- THE DATA -

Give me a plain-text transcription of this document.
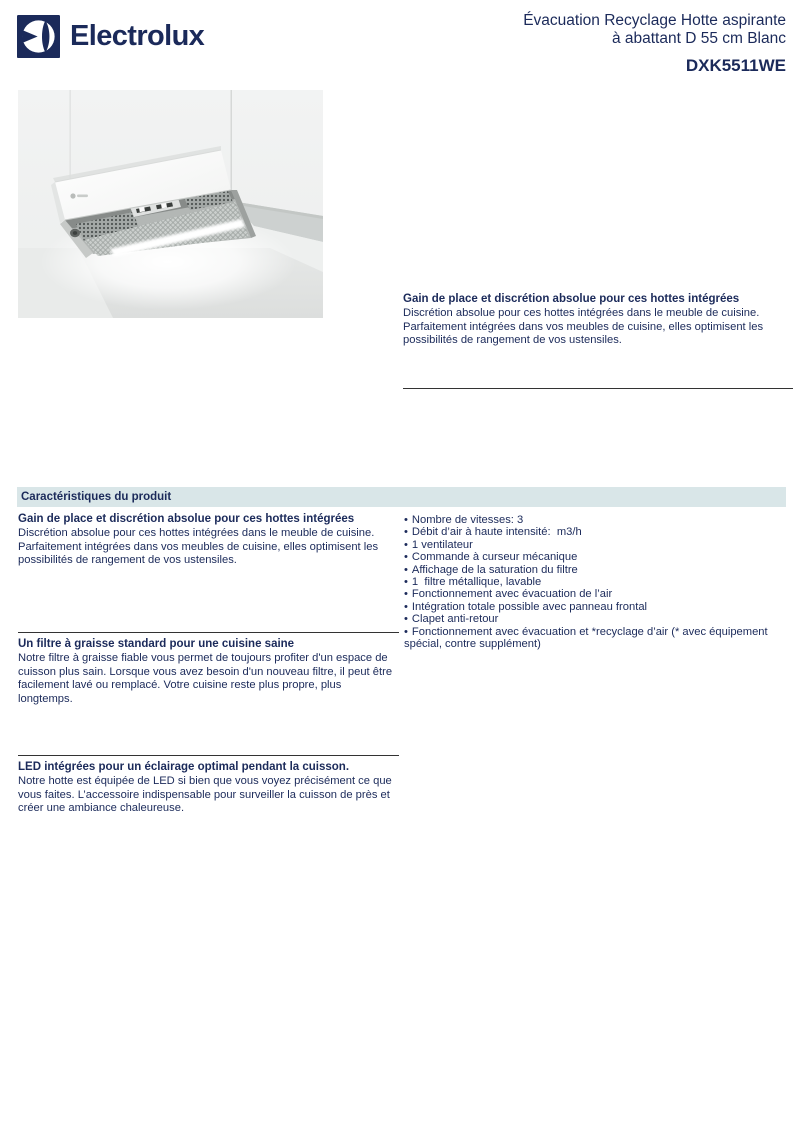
Electrolux	Évacuation Recyclage Hotte aspirante
à abattant D 55 cm Blanc
DXK5511WE
Gain de place et discrétion absolue pour ces hottes intégrées

Discrétion absolue pour ces hottes intégrées dans le meuble de cuisine. Parfaitement intégrées dans vos meubles de cuisine, elles optimisent les possibilités de rangement de vos ustensiles.

Caractéristiques du produit
Gain de place et discrétion absolue pour ces hottes intégrées

Discrétion absolue pour ces hottes intégrées dans le meuble de cuisine. Parfaitement intégrées dans vos meubles de cuisine, elles optimisent les possibilités de rangement de vos ustensiles.

Un filtre à graisse standard pour une cuisine saine

Notre filtre à graisse fiable vous permet de toujours profiter d'un espace de cuisson plus sain. Lorsque vous avez besoin d'un nouveau filtre, il peut être facilement lavé ou remplacé. Votre cuisine reste plus propre, plus longtemps.

LED intégrées pour un éclairage optimal pendant la cuisson.

Notre hotte est équipée de LED si bien que vous voyez précisément ce que vous faites. L’accessoire indispensable pour surveiller la cuisson de près et créer une ambiance chaleureuse.

• Nombre de vitesses: 3
• Débit d’air à haute intensité:  m3/h
• 1 ventilateur
• Commande à curseur mécanique
• Affichage de la saturation du filtre
• 1  filtre métallique, lavable
• Fonctionnement avec évacuation de l’air
• Intégration totale possible avec panneau frontal
• Clapet anti-retour
• Fonctionnement avec évacuation et *recyclage d’air (* avec équipement spécial, contre supplément)
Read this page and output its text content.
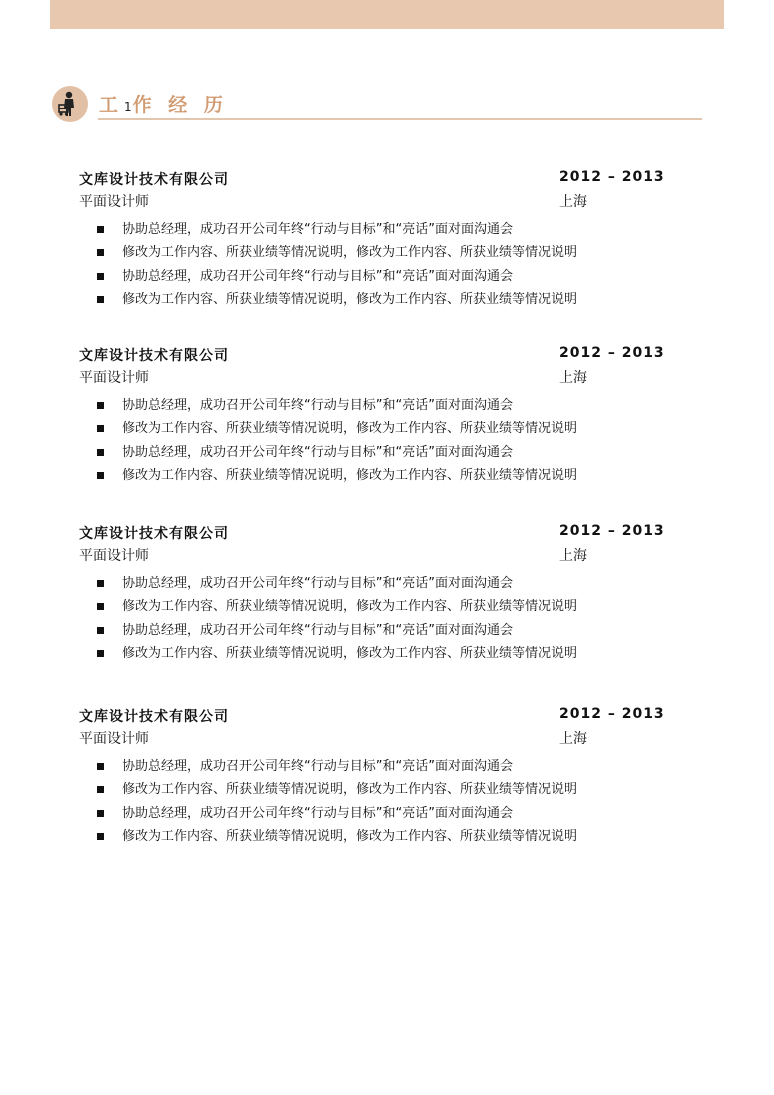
工1作 经 历
文库设计技术有限公司	2012 – 2013
平面设计师	上海
协助总经理，成功召开公司年终“行动与目标”和“亮话”面对面沟通会
修改为工作内容、所获业绩等情况说明，修改为工作内容、所获业绩等情况说明
协助总经理，成功召开公司年终“行动与目标”和“亮话”面对面沟通会
修改为工作内容、所获业绩等情况说明，修改为工作内容、所获业绩等情况说明
文库设计技术有限公司	2012 – 2013
平面设计师	上海
协助总经理，成功召开公司年终“行动与目标”和“亮话”面对面沟通会
修改为工作内容、所获业绩等情况说明，修改为工作内容、所获业绩等情况说明
协助总经理，成功召开公司年终“行动与目标”和“亮话”面对面沟通会
修改为工作内容、所获业绩等情况说明，修改为工作内容、所获业绩等情况说明
文库设计技术有限公司	2012 – 2013
平面设计师	上海
协助总经理，成功召开公司年终“行动与目标”和“亮话”面对面沟通会
修改为工作内容、所获业绩等情况说明，修改为工作内容、所获业绩等情况说明
协助总经理，成功召开公司年终“行动与目标”和“亮话”面对面沟通会
修改为工作内容、所获业绩等情况说明，修改为工作内容、所获业绩等情况说明
文库设计技术有限公司	2012 – 2013
平面设计师	上海
协助总经理，成功召开公司年终“行动与目标”和“亮话”面对面沟通会
修改为工作内容、所获业绩等情况说明，修改为工作内容、所获业绩等情况说明
协助总经理，成功召开公司年终“行动与目标”和“亮话”面对面沟通会
修改为工作内容、所获业绩等情况说明，修改为工作内容、所获业绩等情况说明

- AIM OF THE TASK -
All the records need to be repeated exactly, with the images dropped.

- THE RESULT -
Give me a plain-text transcription of this document.
Electrolux	Évacuation Recyclage Hotte aspirante
à abattant D 55 cm Blanc
DXK5511WE
Gain de place et discrétion absolue pour ces hottes intégrées

Discrétion absolue pour ces hottes intégrées dans le meuble de cuisine. Parfaitement intégrées dans vos meubles de cuisine, elles optimisent les possibilités de rangement de vos ustensiles.

Caractéristiques du produit
Gain de place et discrétion absolue pour ces hottes intégrées

Discrétion absolue pour ces hottes intégrées dans le meuble de cuisine. Parfaitement intégrées dans vos meubles de cuisine, elles optimisent les possibilités de rangement de vos ustensiles.

Un filtre à graisse standard pour une cuisine saine

Notre filtre à graisse fiable vous permet de toujours profiter d'un espace de cuisson plus sain. Lorsque vous avez besoin d'un nouveau filtre, il peut être facilement lavé ou remplacé. Votre cuisine reste plus propre, plus longtemps.

LED intégrées pour un éclairage optimal pendant la cuisson.

Notre hotte est équipée de LED si bien que vous voyez précisément ce que vous faites. L’accessoire indispensable pour surveiller la cuisson de près et créer une ambiance chaleureuse.

• Nombre de vitesses: 3
• Débit d’air à haute intensité:  m3/h
• 1 ventilateur
• Commande à curseur mécanique
• Affichage de la saturation du filtre
• 1  filtre métallique, lavable
• Fonctionnement avec évacuation de l’air
• Intégration totale possible avec panneau frontal
• Clapet anti-retour
• Fonctionnement avec évacuation et *recyclage d’air (* avec équipement spécial, contre supplément)
Read this page and output its text content.
工1作 经 历
文库设计技术有限公司	2012 – 2013
平面设计师	上海
协助总经理，成功召开公司年终“行动与目标”和“亮话”面对面沟通会
修改为工作内容、所获业绩等情况说明，修改为工作内容、所获业绩等情况说明
协助总经理，成功召开公司年终“行动与目标”和“亮话”面对面沟通会
修改为工作内容、所获业绩等情况说明，修改为工作内容、所获业绩等情况说明
文库设计技术有限公司	2012 – 2013
平面设计师	上海
协助总经理，成功召开公司年终“行动与目标”和“亮话”面对面沟通会
修改为工作内容、所获业绩等情况说明，修改为工作内容、所获业绩等情况说明
协助总经理，成功召开公司年终“行动与目标”和“亮话”面对面沟通会
修改为工作内容、所获业绩等情况说明，修改为工作内容、所获业绩等情况说明
文库设计技术有限公司	2012 – 2013
平面设计师	上海
协助总经理，成功召开公司年终“行动与目标”和“亮话”面对面沟通会
修改为工作内容、所获业绩等情况说明，修改为工作内容、所获业绩等情况说明
协助总经理，成功召开公司年终“行动与目标”和“亮话”面对面沟通会
修改为工作内容、所获业绩等情况说明，修改为工作内容、所获业绩等情况说明
文库设计技术有限公司	2012 – 2013
平面设计师	上海
协助总经理，成功召开公司年终“行动与目标”和“亮话”面对面沟通会
修改为工作内容、所获业绩等情况说明，修改为工作内容、所获业绩等情况说明
协助总经理，成功召开公司年终“行动与目标”和“亮话”面对面沟通会
修改为工作内容、所获业绩等情况说明，修改为工作内容、所获业绩等情况说明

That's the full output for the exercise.